_What you need to do_. Retype everything in the listing, leaving each line exactly as it is.
-- Begin --
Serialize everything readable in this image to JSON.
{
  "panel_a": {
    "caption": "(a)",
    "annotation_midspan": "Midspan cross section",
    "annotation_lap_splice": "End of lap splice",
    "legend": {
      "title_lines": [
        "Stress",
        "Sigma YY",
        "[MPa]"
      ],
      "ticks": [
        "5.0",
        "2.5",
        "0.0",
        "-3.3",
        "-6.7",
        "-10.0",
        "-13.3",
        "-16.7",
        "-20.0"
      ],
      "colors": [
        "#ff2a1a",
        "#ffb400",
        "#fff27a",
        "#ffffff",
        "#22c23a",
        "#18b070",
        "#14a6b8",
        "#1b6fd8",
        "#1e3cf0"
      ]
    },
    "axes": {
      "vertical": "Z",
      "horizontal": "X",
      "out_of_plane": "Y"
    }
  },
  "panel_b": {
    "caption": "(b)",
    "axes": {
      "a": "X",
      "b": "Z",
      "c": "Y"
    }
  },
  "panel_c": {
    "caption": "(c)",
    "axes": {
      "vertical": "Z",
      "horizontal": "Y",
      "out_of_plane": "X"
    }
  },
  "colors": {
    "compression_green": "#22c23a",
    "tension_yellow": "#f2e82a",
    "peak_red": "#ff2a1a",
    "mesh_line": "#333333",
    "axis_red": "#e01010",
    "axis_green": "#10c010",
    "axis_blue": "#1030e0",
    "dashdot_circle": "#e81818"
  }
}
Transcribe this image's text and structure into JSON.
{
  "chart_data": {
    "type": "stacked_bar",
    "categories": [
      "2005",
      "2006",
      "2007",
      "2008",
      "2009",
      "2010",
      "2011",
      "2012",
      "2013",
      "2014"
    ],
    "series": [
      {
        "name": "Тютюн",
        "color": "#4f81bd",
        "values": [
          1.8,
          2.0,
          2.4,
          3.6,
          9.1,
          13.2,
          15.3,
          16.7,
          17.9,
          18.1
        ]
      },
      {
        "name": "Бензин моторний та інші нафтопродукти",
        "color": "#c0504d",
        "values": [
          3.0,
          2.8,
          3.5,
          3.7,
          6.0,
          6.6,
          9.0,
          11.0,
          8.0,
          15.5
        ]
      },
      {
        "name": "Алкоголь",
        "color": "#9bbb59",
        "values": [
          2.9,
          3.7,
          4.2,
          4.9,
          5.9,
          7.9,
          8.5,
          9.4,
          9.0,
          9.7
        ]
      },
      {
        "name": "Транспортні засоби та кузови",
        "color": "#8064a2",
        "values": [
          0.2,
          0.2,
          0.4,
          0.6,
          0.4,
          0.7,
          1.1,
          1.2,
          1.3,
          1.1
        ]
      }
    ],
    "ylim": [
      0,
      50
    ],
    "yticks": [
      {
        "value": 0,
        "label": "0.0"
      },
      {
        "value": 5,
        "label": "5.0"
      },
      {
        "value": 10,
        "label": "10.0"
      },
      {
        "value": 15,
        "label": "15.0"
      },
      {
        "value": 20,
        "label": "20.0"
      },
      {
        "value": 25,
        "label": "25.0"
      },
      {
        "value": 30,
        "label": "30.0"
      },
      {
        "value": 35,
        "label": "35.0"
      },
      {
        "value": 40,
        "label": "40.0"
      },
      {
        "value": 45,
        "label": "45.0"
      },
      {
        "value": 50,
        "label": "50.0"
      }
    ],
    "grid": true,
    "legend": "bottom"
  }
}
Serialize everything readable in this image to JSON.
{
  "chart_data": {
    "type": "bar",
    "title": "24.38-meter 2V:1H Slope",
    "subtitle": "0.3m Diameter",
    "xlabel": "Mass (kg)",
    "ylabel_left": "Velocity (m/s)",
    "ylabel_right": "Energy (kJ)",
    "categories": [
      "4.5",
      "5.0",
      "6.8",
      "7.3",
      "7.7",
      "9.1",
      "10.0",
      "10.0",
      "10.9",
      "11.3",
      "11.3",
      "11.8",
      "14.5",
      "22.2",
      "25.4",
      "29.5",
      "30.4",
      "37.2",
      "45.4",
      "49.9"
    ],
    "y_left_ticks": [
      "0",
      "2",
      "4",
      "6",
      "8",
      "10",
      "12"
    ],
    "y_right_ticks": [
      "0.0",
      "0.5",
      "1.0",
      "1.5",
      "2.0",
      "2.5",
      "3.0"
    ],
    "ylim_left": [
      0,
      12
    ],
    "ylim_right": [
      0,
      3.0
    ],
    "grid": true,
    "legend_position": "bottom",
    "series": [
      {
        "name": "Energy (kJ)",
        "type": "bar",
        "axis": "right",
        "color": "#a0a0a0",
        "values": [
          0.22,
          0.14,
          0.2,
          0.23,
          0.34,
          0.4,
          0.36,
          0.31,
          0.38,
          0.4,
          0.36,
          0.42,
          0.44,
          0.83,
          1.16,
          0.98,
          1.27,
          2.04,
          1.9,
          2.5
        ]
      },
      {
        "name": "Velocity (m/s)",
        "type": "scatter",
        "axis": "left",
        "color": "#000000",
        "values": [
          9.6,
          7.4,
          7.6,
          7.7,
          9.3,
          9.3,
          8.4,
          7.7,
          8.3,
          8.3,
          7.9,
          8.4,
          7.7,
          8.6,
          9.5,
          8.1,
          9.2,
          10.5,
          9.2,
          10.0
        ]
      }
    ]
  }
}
-- End --
_Correct result_.
Serialize everything readable in this image to JSON.
{
  "panel_a": {
    "caption": "(a)",
    "annotation_midspan": "Midspan cross section",
    "annotation_lap_splice": "End of lap splice",
    "legend": {
      "title_lines": [
        "Stress",
        "Sigma YY",
        "[MPa]"
      ],
      "ticks": [
        "5.0",
        "2.5",
        "0.0",
        "-3.3",
        "-6.7",
        "-10.0",
        "-13.3",
        "-16.7",
        "-20.0"
      ],
      "colors": [
        "#ff2a1a",
        "#ffb400",
        "#fff27a",
        "#ffffff",
        "#22c23a",
        "#18b070",
        "#14a6b8",
        "#1b6fd8",
        "#1e3cf0"
      ]
    },
    "axes": {
      "vertical": "Z",
      "horizontal": "X",
      "out_of_plane": "Y"
    }
  },
  "panel_b": {
    "caption": "(b)",
    "axes": {
      "a": "X",
      "b": "Z",
      "c": "Y"
    }
  },
  "panel_c": {
    "caption": "(c)",
    "axes": {
      "vertical": "Z",
      "horizontal": "Y",
      "out_of_plane": "X"
    }
  },
  "colors": {
    "compression_green": "#22c23a",
    "tension_yellow": "#f2e82a",
    "peak_red": "#ff2a1a",
    "mesh_line": "#333333",
    "axis_red": "#e01010",
    "axis_green": "#10c010",
    "axis_blue": "#1030e0",
    "dashdot_circle": "#e81818"
  }
}
Transcribe this image's text and structure into JSON.
{
  "chart_data": {
    "type": "stacked_bar",
    "categories": [
      "2005",
      "2006",
      "2007",
      "2008",
      "2009",
      "2010",
      "2011",
      "2012",
      "2013",
      "2014"
    ],
    "series": [
      {
        "name": "Тютюн",
        "color": "#4f81bd",
        "values": [
          1.8,
          2.0,
          2.4,
          3.6,
          9.1,
          13.2,
          15.3,
          16.7,
          17.9,
          18.1
        ]
      },
      {
        "name": "Бензин моторний та інші нафтопродукти",
        "color": "#c0504d",
        "values": [
          3.0,
          2.8,
          3.5,
          3.7,
          6.0,
          6.6,
          9.0,
          11.0,
          8.0,
          15.5
        ]
      },
      {
        "name": "Алкоголь",
        "color": "#9bbb59",
        "values": [
          2.9,
          3.7,
          4.2,
          4.9,
          5.9,
          7.9,
          8.5,
          9.4,
          9.0,
          9.7
        ]
      },
      {
        "name": "Транспортні засоби та кузови",
        "color": "#8064a2",
        "values": [
          0.2,
          0.2,
          0.4,
          0.6,
          0.4,
          0.7,
          1.1,
          1.2,
          1.3,
          1.1
        ]
      }
    ],
    "ylim": [
      0,
      50
    ],
    "yticks": [
      {
        "value": 0,
        "label": "0.0"
      },
      {
        "value": 5,
        "label": "5.0"
      },
      {
        "value": 10,
        "label": "10.0"
      },
      {
        "value": 15,
        "label": "15.0"
      },
      {
        "value": 20,
        "label": "20.0"
      },
      {
        "value": 25,
        "label": "25.0"
      },
      {
        "value": 30,
        "label": "30.0"
      },
      {
        "value": 35,
        "label": "35.0"
      },
      {
        "value": 40,
        "label": "40.0"
      },
      {
        "value": 45,
        "label": "45.0"
      },
      {
        "value": 50,
        "label": "50.0"
      }
    ],
    "grid": true,
    "legend": "bottom"
  }
}
Serialize everything readable in this image to JSON.
{
  "chart_data": {
    "type": "bar",
    "title": "24.38-meter 2V:1H Slope",
    "subtitle": "0.3m Diameter",
    "xlabel": "Mass (kg)",
    "ylabel_left": "Velocity (m/s)",
    "ylabel_right": "Energy (kJ)",
    "categories": [
      "4.5",
      "5.0",
      "6.8",
      "7.3",
      "7.7",
      "9.1",
      "10.0",
      "10.0",
      "10.9",
      "11.3",
      "11.3",
      "11.8",
      "14.5",
      "22.2",
      "25.4",
      "29.5",
      "30.4",
      "37.2",
      "45.4",
      "49.9"
    ],
    "y_left_ticks": [
      "0",
      "2",
      "4",
      "6",
      "8",
      "10",
      "12"
    ],
    "y_right_ticks": [
      "0.0",
      "0.5",
      "1.0",
      "1.5",
      "2.0",
      "2.5",
      "3.0"
    ],
    "ylim_left": [
      0,
      12
    ],
    "ylim_right": [
      0,
      3.0
    ],
    "grid": true,
    "legend_position": "bottom",
    "series": [
      {
        "name": "Energy (kJ)",
        "type": "bar",
        "axis": "right",
        "color": "#a0a0a0",
        "values": [
          0.22,
          0.14,
          0.2,
          0.23,
          0.34,
          0.4,
          0.36,
          0.31,
          0.38,
          0.4,
          0.36,
          0.42,
          0.44,
          0.83,
          1.16,
          0.98,
          1.27,
          2.04,
          1.9,
          2.5
        ]
      },
      {
        "name": "Velocity (m/s)",
        "type": "scatter",
        "axis": "left",
        "color": "#000000",
        "values": [
          9.6,
          7.4,
          7.6,
          7.7,
          9.3,
          9.3,
          8.4,
          7.7,
          8.3,
          8.3,
          7.9,
          8.4,
          7.7,
          8.6,
          9.5,
          8.1,
          9.2,
          10.5,
          9.2,
          10.0
        ]
      }
    ]
  }
}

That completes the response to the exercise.